Excerpted text:
☆ ☆ ☆ ☆ ☆ ☆ ☆

We have developed several long term and 3D co-culture models of the bone marrow microenvironment in which we can study cell-to-cell behaviours such as adhesion, cell growth, immunosuppression, and stem cell response to therapy.

Through these models the group aims to stratify subgroups of patients that may benefit from targeted therapies and to characterize co-operative signalling events underpinning drug resistance, critical for designing the rationale for novel microenvironment-based therapy combinations in the clinic.

Clinical Development Group

Professor Knapper is a clinical academic haematologist based at the University Hospital of Wales where he leads the haematological cancer multi-disciplinary team, specialising in treatment of AML and myeloproliferative neoplasms. In addition to working closely with the pre-clinical group, he leads the Clinical Development Group which aims to develop novel target therapeutic agents in AML (and other myeloid malignancies) through to early phase clinical studies.

Professor Knapper is also a member of the Cardiff AML Target discovery and translation research group and is currently collaborating with the Cardiff Medicines Discovery Institute in developing KAT2A Protacs in AML. He has coordinated ‘back to bench’ correlative pharmacodynamic studies of target agents within international clinical trials (mTOR and FLT3 inhibition in the AML15 and 17 studies, pharmacokinetics of arsenic in AML17) and developed the monocyte-targeted histone deactylase inhibitor tefinostat in AML and chronic myelomonocytic leukaemia, leading to a Blood Cancer UK-funded phase 2 clinical trial in CMML for which he was chief investigator.

☆ ☆ ☆ ☆ ☆ ☆ ☆

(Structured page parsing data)
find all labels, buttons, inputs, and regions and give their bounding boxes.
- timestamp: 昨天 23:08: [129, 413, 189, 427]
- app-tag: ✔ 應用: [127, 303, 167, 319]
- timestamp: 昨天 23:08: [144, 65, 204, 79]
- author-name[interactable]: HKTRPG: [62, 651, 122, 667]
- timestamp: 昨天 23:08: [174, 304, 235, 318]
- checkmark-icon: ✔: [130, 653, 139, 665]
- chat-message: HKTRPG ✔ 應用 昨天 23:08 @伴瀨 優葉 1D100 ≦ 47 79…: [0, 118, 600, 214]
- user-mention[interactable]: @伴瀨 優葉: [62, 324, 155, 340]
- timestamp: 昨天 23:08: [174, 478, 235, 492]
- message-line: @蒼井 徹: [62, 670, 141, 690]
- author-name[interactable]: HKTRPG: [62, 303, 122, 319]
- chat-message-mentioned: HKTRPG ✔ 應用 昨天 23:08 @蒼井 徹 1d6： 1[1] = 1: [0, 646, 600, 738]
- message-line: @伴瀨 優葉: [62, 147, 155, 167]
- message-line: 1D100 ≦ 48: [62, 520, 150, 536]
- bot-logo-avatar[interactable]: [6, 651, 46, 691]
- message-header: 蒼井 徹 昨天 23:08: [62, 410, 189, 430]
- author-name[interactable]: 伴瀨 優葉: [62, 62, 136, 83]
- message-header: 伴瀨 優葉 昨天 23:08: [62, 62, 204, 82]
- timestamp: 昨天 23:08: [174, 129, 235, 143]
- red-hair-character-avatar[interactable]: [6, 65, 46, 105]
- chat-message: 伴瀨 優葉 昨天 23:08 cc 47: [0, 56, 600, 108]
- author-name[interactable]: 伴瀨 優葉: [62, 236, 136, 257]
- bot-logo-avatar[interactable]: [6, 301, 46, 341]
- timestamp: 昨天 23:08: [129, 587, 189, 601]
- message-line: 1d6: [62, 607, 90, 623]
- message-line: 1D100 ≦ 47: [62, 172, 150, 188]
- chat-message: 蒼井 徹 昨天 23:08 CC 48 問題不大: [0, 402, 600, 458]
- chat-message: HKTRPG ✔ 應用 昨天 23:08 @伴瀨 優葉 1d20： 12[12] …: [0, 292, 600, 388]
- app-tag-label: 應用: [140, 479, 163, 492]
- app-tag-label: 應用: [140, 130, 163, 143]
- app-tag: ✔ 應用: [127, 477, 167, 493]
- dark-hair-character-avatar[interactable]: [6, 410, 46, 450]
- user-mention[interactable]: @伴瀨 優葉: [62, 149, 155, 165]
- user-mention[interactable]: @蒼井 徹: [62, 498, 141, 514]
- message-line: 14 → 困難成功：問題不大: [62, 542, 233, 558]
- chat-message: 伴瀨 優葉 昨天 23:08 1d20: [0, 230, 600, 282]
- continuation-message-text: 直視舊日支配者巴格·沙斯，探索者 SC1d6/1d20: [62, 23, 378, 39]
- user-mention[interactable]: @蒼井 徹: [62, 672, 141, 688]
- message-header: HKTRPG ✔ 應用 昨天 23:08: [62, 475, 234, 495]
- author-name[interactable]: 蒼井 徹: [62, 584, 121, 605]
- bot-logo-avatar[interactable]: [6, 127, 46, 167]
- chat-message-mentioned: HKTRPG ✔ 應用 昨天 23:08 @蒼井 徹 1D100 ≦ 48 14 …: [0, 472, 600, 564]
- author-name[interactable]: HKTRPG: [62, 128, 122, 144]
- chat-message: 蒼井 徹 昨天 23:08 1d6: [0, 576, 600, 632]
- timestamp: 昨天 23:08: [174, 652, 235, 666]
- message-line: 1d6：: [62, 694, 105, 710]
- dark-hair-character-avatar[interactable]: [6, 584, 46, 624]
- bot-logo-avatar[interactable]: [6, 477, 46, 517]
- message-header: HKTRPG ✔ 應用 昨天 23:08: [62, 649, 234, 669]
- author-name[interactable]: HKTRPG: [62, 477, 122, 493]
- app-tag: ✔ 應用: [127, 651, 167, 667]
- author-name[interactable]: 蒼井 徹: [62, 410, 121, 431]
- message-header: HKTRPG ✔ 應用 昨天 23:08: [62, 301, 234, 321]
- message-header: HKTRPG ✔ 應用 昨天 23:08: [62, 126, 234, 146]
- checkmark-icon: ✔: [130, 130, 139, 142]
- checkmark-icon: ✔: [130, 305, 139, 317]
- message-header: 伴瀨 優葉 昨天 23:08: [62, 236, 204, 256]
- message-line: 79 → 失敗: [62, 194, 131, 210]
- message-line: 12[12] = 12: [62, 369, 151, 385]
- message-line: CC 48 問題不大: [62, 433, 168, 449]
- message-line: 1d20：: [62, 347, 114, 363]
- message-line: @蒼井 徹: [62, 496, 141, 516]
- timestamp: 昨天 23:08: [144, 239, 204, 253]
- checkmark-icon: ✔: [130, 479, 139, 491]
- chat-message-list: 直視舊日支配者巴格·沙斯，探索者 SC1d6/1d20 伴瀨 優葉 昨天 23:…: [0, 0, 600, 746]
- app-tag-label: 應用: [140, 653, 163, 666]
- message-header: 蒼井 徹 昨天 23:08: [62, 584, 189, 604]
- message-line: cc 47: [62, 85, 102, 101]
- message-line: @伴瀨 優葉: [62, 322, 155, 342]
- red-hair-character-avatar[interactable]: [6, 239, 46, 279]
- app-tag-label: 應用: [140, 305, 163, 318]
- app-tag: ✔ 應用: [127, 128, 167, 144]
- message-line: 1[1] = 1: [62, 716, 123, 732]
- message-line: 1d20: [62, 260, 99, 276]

☆ ☆ ☆ ☆ ☆ ☆ ☆

Prompt: Reproduce the passage about the AML research groups word for word, from "Through these models" up to and including "phase clinical studies.".

Response area:
Through these models the group aims to stratify subgroups of patients that may benefit from targeted therapies and to characterize co-operative signalling events underpinning drug resistance, critical for designing the rationale for novel microenvironment-based therapy combinations in the clinic.

Clinical Development Group

Professor Knapper is a clinical academic haematologist based at the University Hospital of Wales where he leads the haematological cancer multi-disciplinary team, specialising in treatment of AML and myeloproliferative neoplasms. In addition to working closely with the pre-clinical group, he leads the Clinical Development Group which aims to develop novel target therapeutic agents in AML (and other myeloid malignancies) through to early phase clinical studies.